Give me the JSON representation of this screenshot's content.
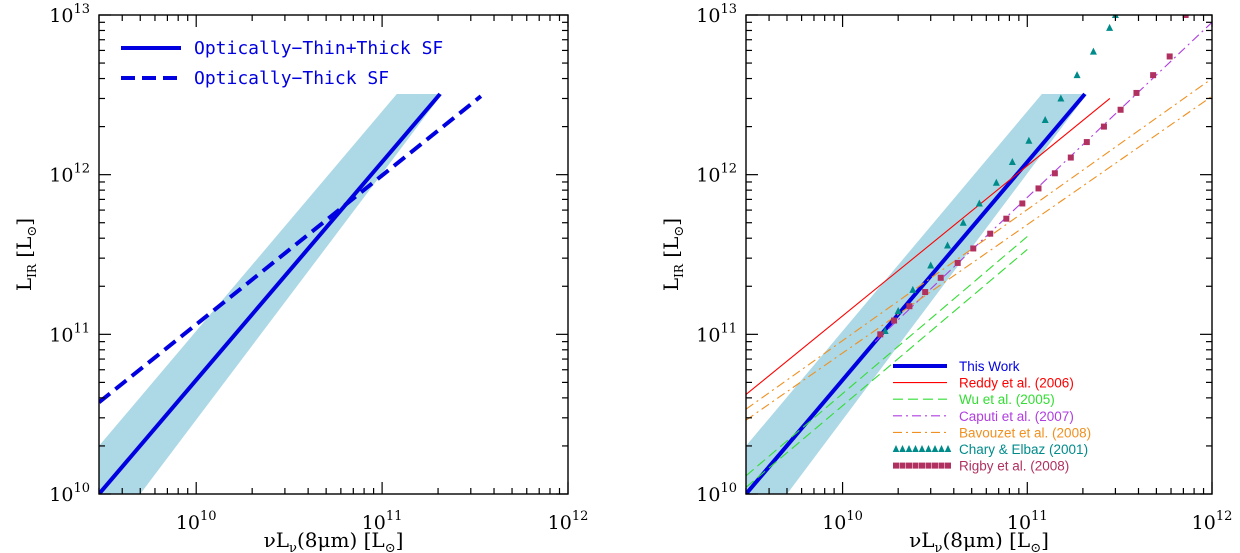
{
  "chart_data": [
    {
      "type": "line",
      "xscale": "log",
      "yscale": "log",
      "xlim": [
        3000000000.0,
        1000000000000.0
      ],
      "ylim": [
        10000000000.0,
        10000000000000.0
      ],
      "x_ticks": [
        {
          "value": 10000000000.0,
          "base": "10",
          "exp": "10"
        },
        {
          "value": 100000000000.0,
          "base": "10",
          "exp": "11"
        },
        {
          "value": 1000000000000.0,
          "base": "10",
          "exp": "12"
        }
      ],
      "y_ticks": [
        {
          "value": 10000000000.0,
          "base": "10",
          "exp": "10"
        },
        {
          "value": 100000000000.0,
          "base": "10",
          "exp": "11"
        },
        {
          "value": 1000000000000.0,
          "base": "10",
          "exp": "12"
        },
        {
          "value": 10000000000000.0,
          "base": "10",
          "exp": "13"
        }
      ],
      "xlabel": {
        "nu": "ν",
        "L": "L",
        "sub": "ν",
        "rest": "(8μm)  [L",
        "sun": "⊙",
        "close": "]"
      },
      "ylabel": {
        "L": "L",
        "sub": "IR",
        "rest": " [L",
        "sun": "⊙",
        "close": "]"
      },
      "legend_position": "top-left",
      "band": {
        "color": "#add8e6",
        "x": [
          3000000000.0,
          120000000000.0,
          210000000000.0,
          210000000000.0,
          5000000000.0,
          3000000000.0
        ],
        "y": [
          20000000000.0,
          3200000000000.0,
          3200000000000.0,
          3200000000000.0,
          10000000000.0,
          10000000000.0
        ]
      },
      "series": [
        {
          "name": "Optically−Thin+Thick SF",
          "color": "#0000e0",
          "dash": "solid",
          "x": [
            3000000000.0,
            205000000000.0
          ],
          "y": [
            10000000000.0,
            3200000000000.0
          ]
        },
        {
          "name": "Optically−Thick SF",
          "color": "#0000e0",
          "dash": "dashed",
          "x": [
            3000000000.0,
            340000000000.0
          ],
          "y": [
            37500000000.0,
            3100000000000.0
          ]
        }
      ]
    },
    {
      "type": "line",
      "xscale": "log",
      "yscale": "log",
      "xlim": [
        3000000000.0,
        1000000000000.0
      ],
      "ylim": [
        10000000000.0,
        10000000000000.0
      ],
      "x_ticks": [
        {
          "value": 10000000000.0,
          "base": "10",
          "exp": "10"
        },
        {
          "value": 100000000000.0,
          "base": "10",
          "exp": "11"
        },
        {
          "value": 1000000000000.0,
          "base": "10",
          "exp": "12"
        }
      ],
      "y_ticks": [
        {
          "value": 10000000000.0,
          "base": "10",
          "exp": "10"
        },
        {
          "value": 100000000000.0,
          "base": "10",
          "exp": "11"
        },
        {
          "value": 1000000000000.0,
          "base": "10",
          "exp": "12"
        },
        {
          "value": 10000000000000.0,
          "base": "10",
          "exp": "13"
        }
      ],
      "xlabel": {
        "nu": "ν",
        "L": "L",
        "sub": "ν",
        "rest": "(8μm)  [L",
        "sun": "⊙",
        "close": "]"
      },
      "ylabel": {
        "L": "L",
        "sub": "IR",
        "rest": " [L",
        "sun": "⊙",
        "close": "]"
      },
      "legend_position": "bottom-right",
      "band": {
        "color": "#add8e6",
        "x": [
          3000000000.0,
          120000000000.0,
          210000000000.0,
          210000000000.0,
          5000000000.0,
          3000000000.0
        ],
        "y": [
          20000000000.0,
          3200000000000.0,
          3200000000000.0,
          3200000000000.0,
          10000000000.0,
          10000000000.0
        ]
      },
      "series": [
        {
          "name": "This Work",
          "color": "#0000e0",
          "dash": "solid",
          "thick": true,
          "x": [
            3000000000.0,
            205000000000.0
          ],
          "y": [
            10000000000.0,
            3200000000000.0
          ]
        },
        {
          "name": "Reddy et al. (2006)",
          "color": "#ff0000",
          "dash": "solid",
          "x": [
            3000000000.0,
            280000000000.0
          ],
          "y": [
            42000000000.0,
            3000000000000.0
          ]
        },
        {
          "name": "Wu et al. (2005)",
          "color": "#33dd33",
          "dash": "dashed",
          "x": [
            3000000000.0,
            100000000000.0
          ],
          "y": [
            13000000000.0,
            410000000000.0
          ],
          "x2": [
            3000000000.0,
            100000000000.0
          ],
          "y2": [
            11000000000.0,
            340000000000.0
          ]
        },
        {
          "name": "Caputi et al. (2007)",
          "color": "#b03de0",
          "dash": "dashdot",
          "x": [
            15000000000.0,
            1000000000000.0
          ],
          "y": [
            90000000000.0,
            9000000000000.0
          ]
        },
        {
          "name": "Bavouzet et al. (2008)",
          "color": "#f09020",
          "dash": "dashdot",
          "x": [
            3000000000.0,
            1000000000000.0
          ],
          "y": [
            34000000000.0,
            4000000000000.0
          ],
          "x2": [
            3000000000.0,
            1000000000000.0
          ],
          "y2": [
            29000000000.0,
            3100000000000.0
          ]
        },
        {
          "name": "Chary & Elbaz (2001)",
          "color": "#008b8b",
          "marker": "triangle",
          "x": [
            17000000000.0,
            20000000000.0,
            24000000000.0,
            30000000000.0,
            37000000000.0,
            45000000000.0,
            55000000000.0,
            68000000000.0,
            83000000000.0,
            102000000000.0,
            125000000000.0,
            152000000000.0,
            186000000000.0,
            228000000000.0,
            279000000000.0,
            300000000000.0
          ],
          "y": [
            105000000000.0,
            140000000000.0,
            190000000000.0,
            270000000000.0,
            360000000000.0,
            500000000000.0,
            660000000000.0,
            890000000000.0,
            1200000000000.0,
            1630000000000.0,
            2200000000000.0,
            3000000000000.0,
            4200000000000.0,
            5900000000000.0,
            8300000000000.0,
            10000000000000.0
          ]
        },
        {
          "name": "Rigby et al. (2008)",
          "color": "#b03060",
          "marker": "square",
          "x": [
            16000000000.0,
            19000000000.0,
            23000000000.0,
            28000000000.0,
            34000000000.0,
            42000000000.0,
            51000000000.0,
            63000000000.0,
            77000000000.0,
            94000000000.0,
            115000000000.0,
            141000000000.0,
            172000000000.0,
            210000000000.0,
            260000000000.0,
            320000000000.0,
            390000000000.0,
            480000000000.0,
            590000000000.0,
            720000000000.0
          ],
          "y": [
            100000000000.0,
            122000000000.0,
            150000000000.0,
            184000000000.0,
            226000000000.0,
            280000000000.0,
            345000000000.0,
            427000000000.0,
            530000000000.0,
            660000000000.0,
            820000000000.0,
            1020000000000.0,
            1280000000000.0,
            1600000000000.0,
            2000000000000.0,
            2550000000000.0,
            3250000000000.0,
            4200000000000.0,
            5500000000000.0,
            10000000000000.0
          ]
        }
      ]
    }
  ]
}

## REQUEST
Your answer should be a single number: how many lines in the data above include "name"?

## FINISHED EXERCISE
9